Without including any images, reproduce each entry exactly.

-*-

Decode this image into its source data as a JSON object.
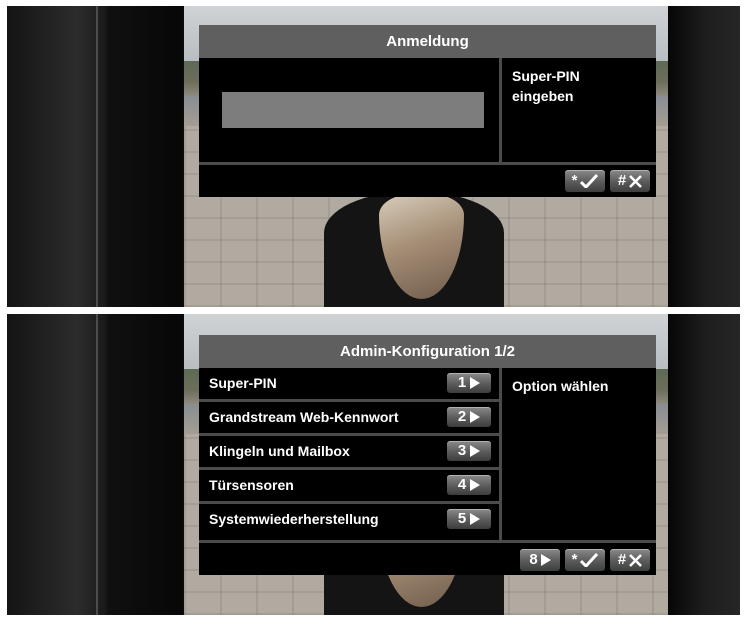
{
  "login_screen": {
    "title": "Anmeldung",
    "prompt_line1": "Super-PIN",
    "prompt_line2": "eingeben",
    "pin_value": "",
    "confirm_key": "*",
    "cancel_key": "#"
  },
  "admin_screen": {
    "title": "Admin-Konfiguration 1/2",
    "hint": "Option wählen",
    "items": [
      {
        "label": "Super-PIN",
        "key": "1"
      },
      {
        "label": "Grandstream Web-Kennwort",
        "key": "2"
      },
      {
        "label": "Klingeln und Mailbox",
        "key": "3"
      },
      {
        "label": "Türsensoren",
        "key": "4"
      },
      {
        "label": "Systemwiederherstellung",
        "key": "5"
      }
    ],
    "next_page_key": "8",
    "confirm_key": "*",
    "cancel_key": "#"
  },
  "colors": {
    "title_bar": "#5f5f5f",
    "dialog_bg": "#000000",
    "divider": "#4b4b4b",
    "text": "#ffffff",
    "input_fill": "#7d7d7d"
  }
}
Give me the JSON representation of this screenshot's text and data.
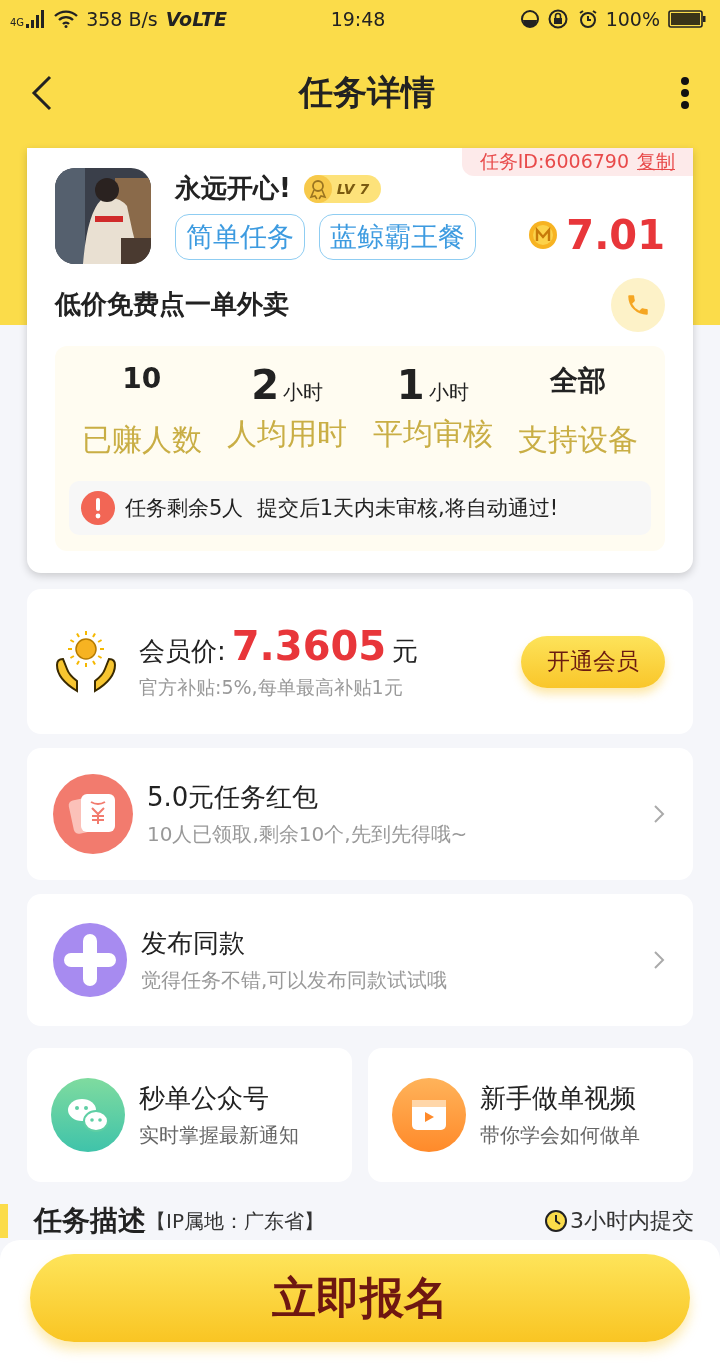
{
  "status_bar": {
    "network": "4G",
    "speed": "358 B/s",
    "volte": "VoLTE",
    "time": "19:48",
    "battery": "100%"
  },
  "nav": {
    "title": "任务详情"
  },
  "task": {
    "id_label": "任务ID:6006790",
    "copy": "复制",
    "user_name": "永远开心!",
    "level": "LV 7",
    "tags": [
      "简单任务",
      "蓝鲸霸王餐"
    ],
    "reward": "7.01",
    "title": "低价免费点一单外卖",
    "stats": [
      {
        "value": "10",
        "label": "已赚人数"
      },
      {
        "value": "2",
        "unit": "小时",
        "label": "人均用时"
      },
      {
        "value": "1",
        "unit": "小时",
        "label": "平均审核"
      },
      {
        "value": "全部",
        "label": "支持设备"
      }
    ],
    "notice": "任务剩余5人  提交后1天内未审核,将自动通过!"
  },
  "member": {
    "label": "会员价:",
    "price": "7.3605",
    "unit": "元",
    "note": "官方补贴:5%,每单最高补贴1元",
    "button": "开通会员"
  },
  "rows": [
    {
      "kind": "red_packet",
      "title": "5.0元任务红包",
      "subtitle": "10人已领取,剩余10个,先到先得哦~"
    },
    {
      "kind": "publish",
      "title": "发布同款",
      "subtitle": "觉得任务不错,可以发布同款试试哦"
    }
  ],
  "tiles": [
    {
      "kind": "wechat",
      "title": "秒单公众号",
      "subtitle": "实时掌握最新通知"
    },
    {
      "kind": "video",
      "title": "新手做单视频",
      "subtitle": "带你学会如何做单"
    }
  ],
  "section": {
    "title": "任务描述",
    "ip": "【IP属地：广东省】",
    "deadline": "3小时内提交"
  },
  "signup_button": "立即报名"
}
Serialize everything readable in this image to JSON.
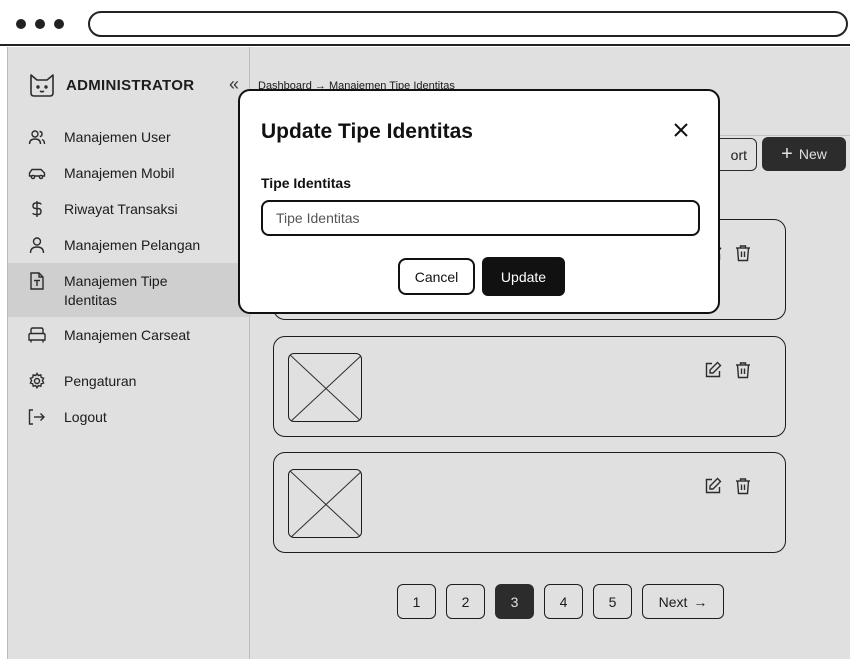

-*-

#### [Full response]
Decode this image into its source data as a JSON object.
{
  "login_screen": {
    "title": "Anmeldung",
    "prompt_line1": "Super-PIN",
    "prompt_line2": "eingeben",
    "pin_value": "",
    "confirm_key": "*",
    "cancel_key": "#"
  },
  "admin_screen": {
    "title": "Admin-Konfiguration 1/2",
    "hint": "Option wählen",
    "items": [
      {
        "label": "Super-PIN",
        "key": "1"
      },
      {
        "label": "Grandstream Web-Kennwort",
        "key": "2"
      },
      {
        "label": "Klingeln und Mailbox",
        "key": "3"
      },
      {
        "label": "Türsensoren",
        "key": "4"
      },
      {
        "label": "Systemwiederherstellung",
        "key": "5"
      }
    ],
    "next_page_key": "8",
    "confirm_key": "*",
    "cancel_key": "#"
  },
  "colors": {
    "title_bar": "#5f5f5f",
    "dialog_bg": "#000000",
    "divider": "#4b4b4b",
    "text": "#ffffff",
    "input_fill": "#7d7d7d"
  }
}
Give me the JSON representation of this screenshot's text and data.
{
  "status_bar": {
    "network": "4G",
    "speed": "358 B/s",
    "volte": "VoLTE",
    "time": "19:48",
    "battery": "100%"
  },
  "nav": {
    "title": "任务详情"
  },
  "task": {
    "id_label": "任务ID:6006790",
    "copy": "复制",
    "user_name": "永远开心!",
    "level": "LV 7",
    "tags": [
      "简单任务",
      "蓝鲸霸王餐"
    ],
    "reward": "7.01",
    "title": "低价免费点一单外卖",
    "stats": [
      {
        "value": "10",
        "label": "已赚人数"
      },
      {
        "value": "2",
        "unit": "小时",
        "label": "人均用时"
      },
      {
        "value": "1",
        "unit": "小时",
        "label": "平均审核"
      },
      {
        "value": "全部",
        "label": "支持设备"
      }
    ],
    "notice": "任务剩余5人  提交后1天内未审核,将自动通过!"
  },
  "member": {
    "label": "会员价:",
    "price": "7.3605",
    "unit": "元",
    "note": "官方补贴:5%,每单最高补贴1元",
    "button": "开通会员"
  },
  "rows": [
    {
      "kind": "red_packet",
      "title": "5.0元任务红包",
      "subtitle": "10人已领取,剩余10个,先到先得哦~"
    },
    {
      "kind": "publish",
      "title": "发布同款",
      "subtitle": "觉得任务不错,可以发布同款试试哦"
    }
  ],
  "tiles": [
    {
      "kind": "wechat",
      "title": "秒单公众号",
      "subtitle": "实时掌握最新通知"
    },
    {
      "kind": "video",
      "title": "新手做单视频",
      "subtitle": "带你学会如何做单"
    }
  ],
  "section": {
    "title": "任务描述",
    "ip": "【IP属地：广东省】",
    "deadline": "3小时内提交"
  },
  "signup_button": "立即报名"
}
Serialize everything readable in this image to JSON.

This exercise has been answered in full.